Records from a dataset |
-*-

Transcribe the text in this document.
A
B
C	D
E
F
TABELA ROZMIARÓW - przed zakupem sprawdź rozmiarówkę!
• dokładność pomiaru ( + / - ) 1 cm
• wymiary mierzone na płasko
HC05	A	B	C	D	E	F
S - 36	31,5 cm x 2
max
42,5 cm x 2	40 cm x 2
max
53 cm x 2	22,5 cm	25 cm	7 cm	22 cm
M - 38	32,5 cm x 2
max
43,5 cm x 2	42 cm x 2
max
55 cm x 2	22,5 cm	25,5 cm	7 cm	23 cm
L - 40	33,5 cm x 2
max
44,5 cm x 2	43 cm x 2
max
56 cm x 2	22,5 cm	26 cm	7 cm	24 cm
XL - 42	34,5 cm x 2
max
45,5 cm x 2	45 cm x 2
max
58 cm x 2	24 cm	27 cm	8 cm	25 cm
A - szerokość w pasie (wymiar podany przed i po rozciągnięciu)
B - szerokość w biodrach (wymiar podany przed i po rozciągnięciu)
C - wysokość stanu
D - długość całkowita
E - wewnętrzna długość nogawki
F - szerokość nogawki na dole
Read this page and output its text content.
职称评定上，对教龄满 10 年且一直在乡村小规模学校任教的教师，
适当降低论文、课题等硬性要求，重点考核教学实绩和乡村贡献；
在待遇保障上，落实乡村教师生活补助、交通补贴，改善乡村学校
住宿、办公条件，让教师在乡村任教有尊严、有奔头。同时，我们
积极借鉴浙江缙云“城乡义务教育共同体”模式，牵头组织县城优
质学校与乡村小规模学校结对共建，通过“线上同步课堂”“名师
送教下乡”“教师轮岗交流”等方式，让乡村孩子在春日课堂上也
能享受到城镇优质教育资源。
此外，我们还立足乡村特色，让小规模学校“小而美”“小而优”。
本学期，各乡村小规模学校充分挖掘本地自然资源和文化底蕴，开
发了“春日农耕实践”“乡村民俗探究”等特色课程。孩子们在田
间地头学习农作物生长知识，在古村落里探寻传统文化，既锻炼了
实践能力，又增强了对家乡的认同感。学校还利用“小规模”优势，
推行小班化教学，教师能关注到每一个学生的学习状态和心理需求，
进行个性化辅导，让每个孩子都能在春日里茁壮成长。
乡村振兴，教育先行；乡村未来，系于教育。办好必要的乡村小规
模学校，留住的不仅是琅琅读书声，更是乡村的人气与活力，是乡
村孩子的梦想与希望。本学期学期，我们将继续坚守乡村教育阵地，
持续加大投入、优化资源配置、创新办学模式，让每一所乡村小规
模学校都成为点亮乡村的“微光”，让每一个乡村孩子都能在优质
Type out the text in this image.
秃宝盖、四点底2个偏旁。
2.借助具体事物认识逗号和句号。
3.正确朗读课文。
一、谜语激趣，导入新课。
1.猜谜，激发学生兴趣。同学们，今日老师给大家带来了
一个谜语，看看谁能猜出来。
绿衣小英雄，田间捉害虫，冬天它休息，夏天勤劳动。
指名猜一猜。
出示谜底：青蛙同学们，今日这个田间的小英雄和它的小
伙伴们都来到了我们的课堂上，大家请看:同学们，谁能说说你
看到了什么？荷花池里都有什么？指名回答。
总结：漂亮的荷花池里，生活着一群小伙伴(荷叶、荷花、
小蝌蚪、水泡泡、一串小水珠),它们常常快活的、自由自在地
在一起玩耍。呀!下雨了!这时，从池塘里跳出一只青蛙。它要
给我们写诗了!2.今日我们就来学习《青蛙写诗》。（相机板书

-*-

Extract exactly the lines between the line containing "Type out the text in this image." and the end of the data, including both.

The result |
Type out the text in this image.
秃宝盖、四点底2个偏旁。
2.借助具体事物认识逗号和句号。
3.正确朗读课文。
一、谜语激趣，导入新课。
1.猜谜，激发学生兴趣。同学们，今日老师给大家带来了
一个谜语，看看谁能猜出来。
绿衣小英雄，田间捉害虫，冬天它休息，夏天勤劳动。
指名猜一猜。
出示谜底：青蛙同学们，今日这个田间的小英雄和它的小
伙伴们都来到了我们的课堂上，大家请看:同学们，谁能说说你
看到了什么？荷花池里都有什么？指名回答。
总结：漂亮的荷花池里，生活着一群小伙伴(荷叶、荷花、
小蝌蚪、水泡泡、一串小水珠),它们常常快活的、自由自在地
在一起玩耍。呀!下雨了!这时，从池塘里跳出一只青蛙。它要
给我们写诗了!2.今日我们就来学习《青蛙写诗》。（相机板书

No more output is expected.